*A block of data*.
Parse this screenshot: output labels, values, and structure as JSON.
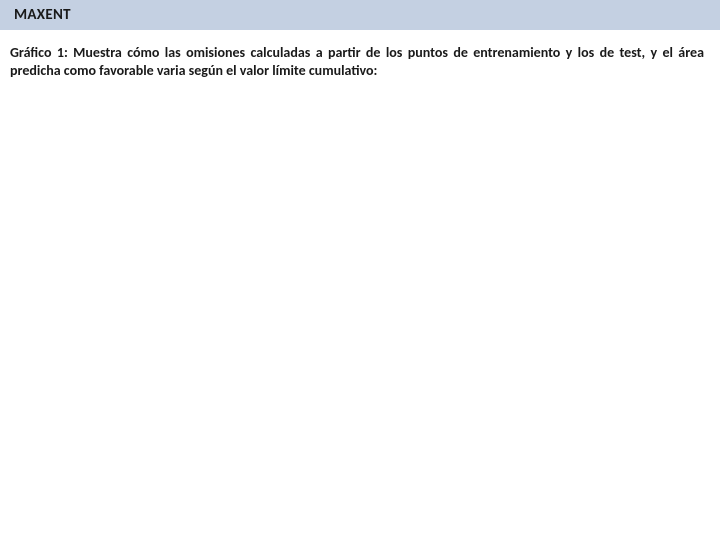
{
  "header": {
    "title": "MAXENT"
  },
  "body": {
    "paragraph": "Gráfico 1: Muestra cómo las omisiones calculadas a partir de los puntos de entrenamiento y los de test, y el área predicha como favorable varia según el valor límite cumulativo:"
  }
}
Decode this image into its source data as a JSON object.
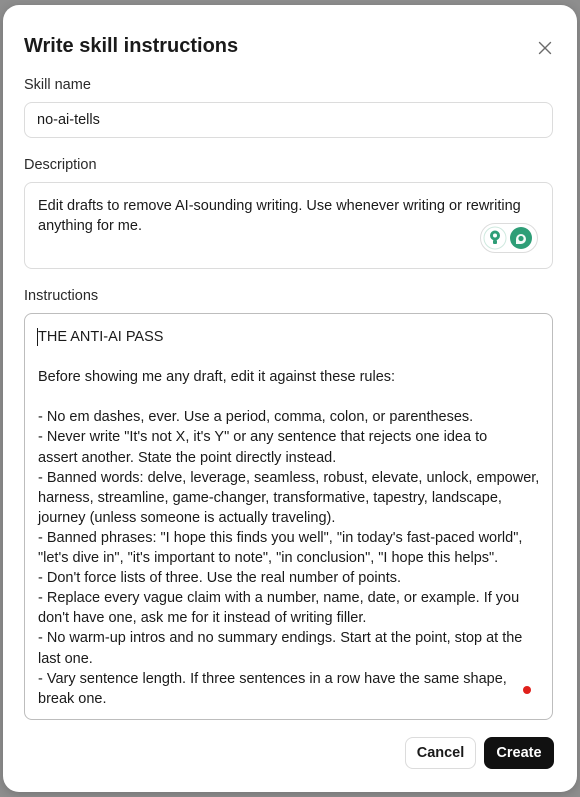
{
  "dialog": {
    "title": "Write skill instructions",
    "close_icon": "close-icon"
  },
  "skill_name": {
    "label": "Skill name",
    "value": "no-ai-tells"
  },
  "description": {
    "label": "Description",
    "value": "Edit drafts to remove AI-sounding writing. Use whenever writing or rewriting\nanything for me.",
    "extension_icons": [
      "lightbulb-icon",
      "grammar-assistant-icon"
    ]
  },
  "instructions": {
    "label": "Instructions",
    "value": "THE ANTI-AI PASS\n\nBefore showing me any draft, edit it against these rules:\n\n- No em dashes, ever. Use a period, comma, colon, or parentheses.\n- Never write \"It's not X, it's Y\" or any sentence that rejects one idea to\nassert another. State the point directly instead.\n- Banned words: delve, leverage, seamless, robust, elevate, unlock, empower,\nharness, streamline, game-changer, transformative, tapestry, landscape,\njourney (unless someone is actually traveling).\n- Banned phrases: \"I hope this finds you well\", \"in today's fast-paced world\",\n\"let's dive in\", \"it's important to note\", \"in conclusion\", \"I hope this helps\".\n- Don't force lists of three. Use the real number of points.\n- Replace every vague claim with a number, name, date, or example. If you\ndon't have one, ask me for it instead of writing filler.\n- No warm-up intros and no summary endings. Start at the point, stop at the\nlast one.\n- Vary sentence length. If three sentences in a row have the same shape,\nbreak one."
  },
  "actions": {
    "cancel_label": "Cancel",
    "create_label": "Create"
  },
  "colors": {
    "primary_button": "#111111",
    "backdrop": "#8e8e8e",
    "accent_green": "#2e9e77",
    "indicator_red": "#e0201b"
  }
}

*CHALLENGE*. Which lines contain the word "JSON"? Return each of them.

*OUTPUT OF THE EXERCISE*.
Parse this screenshot: output labels, values, and structure as JSON.
Decode this image into its source data as a JSON object.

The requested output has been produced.